-------- THE INPUT
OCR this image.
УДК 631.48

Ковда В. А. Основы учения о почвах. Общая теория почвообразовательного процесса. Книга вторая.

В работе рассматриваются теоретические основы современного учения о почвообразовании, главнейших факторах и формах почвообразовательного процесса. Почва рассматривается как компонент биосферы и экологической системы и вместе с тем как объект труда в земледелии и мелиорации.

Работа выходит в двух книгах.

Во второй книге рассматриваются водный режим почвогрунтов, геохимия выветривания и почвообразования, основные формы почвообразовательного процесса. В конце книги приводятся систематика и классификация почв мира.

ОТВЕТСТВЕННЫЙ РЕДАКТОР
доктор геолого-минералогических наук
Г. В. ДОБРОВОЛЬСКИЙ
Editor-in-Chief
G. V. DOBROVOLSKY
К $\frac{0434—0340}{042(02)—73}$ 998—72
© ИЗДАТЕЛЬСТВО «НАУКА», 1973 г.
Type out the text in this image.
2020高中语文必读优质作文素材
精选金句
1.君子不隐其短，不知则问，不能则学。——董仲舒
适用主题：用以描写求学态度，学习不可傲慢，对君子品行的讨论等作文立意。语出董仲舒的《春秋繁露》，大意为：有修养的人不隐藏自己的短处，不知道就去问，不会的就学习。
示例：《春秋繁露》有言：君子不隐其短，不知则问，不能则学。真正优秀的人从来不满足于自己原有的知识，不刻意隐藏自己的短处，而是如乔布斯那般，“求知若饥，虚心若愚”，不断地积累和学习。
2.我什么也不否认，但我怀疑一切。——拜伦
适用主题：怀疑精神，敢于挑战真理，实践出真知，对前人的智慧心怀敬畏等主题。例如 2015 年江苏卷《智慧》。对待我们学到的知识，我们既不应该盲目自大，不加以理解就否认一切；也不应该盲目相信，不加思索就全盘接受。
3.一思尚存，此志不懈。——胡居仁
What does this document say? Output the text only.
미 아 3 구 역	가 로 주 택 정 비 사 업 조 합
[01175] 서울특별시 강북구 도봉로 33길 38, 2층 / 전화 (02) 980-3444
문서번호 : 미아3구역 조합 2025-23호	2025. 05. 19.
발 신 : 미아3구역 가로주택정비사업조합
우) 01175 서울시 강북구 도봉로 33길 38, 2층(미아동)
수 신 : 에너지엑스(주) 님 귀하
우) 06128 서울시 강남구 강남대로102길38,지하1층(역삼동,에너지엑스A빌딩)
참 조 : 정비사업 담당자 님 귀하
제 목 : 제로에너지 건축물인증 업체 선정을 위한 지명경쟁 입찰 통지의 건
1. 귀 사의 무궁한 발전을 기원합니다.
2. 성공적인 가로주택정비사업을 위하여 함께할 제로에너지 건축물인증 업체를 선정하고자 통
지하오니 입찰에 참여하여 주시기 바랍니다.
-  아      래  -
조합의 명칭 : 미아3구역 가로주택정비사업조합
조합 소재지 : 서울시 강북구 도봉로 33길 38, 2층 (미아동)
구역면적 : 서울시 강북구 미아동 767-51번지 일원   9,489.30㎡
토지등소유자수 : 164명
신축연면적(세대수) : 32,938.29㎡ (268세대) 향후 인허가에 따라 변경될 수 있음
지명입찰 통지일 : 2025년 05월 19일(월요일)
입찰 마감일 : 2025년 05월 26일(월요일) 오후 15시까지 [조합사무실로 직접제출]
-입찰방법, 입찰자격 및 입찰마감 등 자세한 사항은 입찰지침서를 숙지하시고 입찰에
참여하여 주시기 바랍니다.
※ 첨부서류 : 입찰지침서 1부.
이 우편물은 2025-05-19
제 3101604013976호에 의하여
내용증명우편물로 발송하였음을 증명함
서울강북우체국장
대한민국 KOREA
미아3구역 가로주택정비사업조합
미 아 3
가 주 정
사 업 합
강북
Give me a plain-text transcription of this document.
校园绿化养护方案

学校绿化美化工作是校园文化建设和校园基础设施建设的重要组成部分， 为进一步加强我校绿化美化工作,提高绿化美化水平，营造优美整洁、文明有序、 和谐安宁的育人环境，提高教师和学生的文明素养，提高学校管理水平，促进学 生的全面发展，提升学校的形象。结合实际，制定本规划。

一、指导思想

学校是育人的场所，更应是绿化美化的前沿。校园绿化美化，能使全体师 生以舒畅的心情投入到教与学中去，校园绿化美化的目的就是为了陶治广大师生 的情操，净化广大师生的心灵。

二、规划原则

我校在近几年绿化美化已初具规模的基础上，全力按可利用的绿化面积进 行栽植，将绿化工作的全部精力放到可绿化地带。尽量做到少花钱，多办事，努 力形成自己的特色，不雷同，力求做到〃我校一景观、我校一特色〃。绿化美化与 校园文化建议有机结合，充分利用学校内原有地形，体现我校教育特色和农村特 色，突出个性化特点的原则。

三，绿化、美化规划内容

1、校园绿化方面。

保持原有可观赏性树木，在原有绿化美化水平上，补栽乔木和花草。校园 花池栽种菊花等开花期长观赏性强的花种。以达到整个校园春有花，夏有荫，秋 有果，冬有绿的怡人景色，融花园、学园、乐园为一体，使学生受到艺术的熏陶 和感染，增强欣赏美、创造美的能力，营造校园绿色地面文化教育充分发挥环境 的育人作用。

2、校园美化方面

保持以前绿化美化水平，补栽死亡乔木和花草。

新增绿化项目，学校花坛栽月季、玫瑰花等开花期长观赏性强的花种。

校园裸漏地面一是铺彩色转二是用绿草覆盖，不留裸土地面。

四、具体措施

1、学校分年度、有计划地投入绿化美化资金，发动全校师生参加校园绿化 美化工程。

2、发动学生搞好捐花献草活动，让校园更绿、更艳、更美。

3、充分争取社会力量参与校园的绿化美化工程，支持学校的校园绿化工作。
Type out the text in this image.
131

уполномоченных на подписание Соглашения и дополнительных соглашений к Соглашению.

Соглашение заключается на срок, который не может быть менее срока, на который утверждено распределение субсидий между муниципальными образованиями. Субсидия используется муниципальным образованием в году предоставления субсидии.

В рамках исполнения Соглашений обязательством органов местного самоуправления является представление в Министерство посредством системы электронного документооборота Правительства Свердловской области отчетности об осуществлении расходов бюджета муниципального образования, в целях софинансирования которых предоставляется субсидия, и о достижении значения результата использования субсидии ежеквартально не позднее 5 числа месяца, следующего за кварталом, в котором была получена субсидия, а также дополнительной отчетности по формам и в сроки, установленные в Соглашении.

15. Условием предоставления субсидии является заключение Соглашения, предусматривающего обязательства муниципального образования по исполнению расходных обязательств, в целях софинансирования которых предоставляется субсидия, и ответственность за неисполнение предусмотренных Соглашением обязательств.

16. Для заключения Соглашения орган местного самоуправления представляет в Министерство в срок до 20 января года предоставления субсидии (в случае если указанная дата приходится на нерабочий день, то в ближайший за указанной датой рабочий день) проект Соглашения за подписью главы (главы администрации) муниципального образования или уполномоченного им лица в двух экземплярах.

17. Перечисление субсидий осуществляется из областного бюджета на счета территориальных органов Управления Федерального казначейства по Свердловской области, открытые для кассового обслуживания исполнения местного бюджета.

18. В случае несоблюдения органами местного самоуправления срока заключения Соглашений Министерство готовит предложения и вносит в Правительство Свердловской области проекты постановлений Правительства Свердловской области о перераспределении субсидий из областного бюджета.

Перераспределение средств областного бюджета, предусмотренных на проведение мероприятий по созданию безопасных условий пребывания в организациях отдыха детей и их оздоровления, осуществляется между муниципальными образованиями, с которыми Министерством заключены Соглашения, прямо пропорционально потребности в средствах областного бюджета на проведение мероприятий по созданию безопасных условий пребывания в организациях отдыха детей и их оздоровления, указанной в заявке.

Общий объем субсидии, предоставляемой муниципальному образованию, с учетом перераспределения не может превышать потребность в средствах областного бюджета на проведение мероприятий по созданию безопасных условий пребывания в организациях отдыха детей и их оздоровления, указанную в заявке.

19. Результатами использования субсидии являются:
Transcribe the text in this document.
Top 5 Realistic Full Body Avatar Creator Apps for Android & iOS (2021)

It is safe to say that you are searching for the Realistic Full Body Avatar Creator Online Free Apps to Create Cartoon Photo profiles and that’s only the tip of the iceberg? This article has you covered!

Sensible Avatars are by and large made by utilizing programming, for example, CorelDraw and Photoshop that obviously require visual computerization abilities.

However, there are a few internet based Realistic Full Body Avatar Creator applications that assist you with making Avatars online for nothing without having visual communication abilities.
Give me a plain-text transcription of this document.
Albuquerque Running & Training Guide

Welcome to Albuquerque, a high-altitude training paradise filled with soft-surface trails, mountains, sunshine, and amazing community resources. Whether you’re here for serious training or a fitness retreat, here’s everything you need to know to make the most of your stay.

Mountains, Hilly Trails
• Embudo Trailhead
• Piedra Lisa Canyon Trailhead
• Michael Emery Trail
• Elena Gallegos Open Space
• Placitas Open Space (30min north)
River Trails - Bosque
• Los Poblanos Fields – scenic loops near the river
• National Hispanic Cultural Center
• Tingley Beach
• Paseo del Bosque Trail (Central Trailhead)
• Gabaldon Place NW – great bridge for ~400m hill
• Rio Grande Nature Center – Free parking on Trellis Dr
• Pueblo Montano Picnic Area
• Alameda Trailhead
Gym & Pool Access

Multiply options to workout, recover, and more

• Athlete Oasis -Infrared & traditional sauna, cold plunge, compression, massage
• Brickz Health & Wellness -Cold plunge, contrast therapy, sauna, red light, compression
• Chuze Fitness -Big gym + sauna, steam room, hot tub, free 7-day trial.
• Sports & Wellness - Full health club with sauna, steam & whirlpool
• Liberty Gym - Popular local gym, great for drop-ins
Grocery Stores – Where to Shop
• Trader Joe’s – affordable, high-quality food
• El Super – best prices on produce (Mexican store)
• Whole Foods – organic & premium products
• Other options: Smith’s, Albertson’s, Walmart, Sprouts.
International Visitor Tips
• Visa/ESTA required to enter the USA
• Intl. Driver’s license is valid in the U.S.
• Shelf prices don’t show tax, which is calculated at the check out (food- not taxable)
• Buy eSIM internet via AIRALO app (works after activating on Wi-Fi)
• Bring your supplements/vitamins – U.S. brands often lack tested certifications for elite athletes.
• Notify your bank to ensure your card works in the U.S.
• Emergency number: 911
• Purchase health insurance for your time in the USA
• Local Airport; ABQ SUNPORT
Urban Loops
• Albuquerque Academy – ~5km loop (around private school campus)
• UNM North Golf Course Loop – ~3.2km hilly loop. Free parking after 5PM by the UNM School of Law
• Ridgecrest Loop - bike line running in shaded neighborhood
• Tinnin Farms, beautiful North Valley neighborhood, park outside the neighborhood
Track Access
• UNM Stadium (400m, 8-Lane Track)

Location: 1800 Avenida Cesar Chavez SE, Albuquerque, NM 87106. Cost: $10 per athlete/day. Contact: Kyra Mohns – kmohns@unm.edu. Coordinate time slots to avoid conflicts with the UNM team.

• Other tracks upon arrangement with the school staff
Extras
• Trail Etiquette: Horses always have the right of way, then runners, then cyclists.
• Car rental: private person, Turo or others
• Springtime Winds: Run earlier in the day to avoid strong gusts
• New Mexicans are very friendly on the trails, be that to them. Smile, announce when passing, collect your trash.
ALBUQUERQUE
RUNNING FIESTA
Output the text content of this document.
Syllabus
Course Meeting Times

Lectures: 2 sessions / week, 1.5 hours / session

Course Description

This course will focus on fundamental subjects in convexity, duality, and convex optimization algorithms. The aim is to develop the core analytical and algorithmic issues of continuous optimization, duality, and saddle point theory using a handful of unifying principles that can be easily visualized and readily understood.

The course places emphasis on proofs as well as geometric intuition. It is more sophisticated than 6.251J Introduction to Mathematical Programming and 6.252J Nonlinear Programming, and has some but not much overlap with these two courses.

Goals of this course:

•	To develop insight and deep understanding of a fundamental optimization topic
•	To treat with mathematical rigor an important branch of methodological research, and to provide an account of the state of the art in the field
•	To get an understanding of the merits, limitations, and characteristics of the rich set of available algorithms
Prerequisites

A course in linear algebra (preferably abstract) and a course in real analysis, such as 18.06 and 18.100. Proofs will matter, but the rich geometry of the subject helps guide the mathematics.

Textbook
----------------
## YOUR OBJECTIVE
Through the last line of the entries above, beginning at the line containing "Output the text content of this document.", transcribe each line exactly, both ends included and nothing more.

## SOLUTION TO THIS TASK
Output the text content of this document.
Syllabus
Course Meeting Times

Lectures: 2 sessions / week, 1.5 hours / session

Course Description

This course will focus on fundamental subjects in convexity, duality, and convex optimization algorithms. The aim is to develop the core analytical and algorithmic issues of continuous optimization, duality, and saddle point theory using a handful of unifying principles that can be easily visualized and readily understood.

The course places emphasis on proofs as well as geometric intuition. It is more sophisticated than 6.251J Introduction to Mathematical Programming and 6.252J Nonlinear Programming, and has some but not much overlap with these two courses.

Goals of this course:

•	To develop insight and deep understanding of a fundamental optimization topic
•	To treat with mathematical rigor an important branch of methodological research, and to provide an account of the state of the art in the field
•	To get an understanding of the merits, limitations, and characteristics of the rich set of available algorithms
Prerequisites

A course in linear algebra (preferably abstract) and a course in real analysis, such as 18.06 and 18.100. Proofs will matter, but the rich geometry of the subject helps guide the mathematics.

Textbook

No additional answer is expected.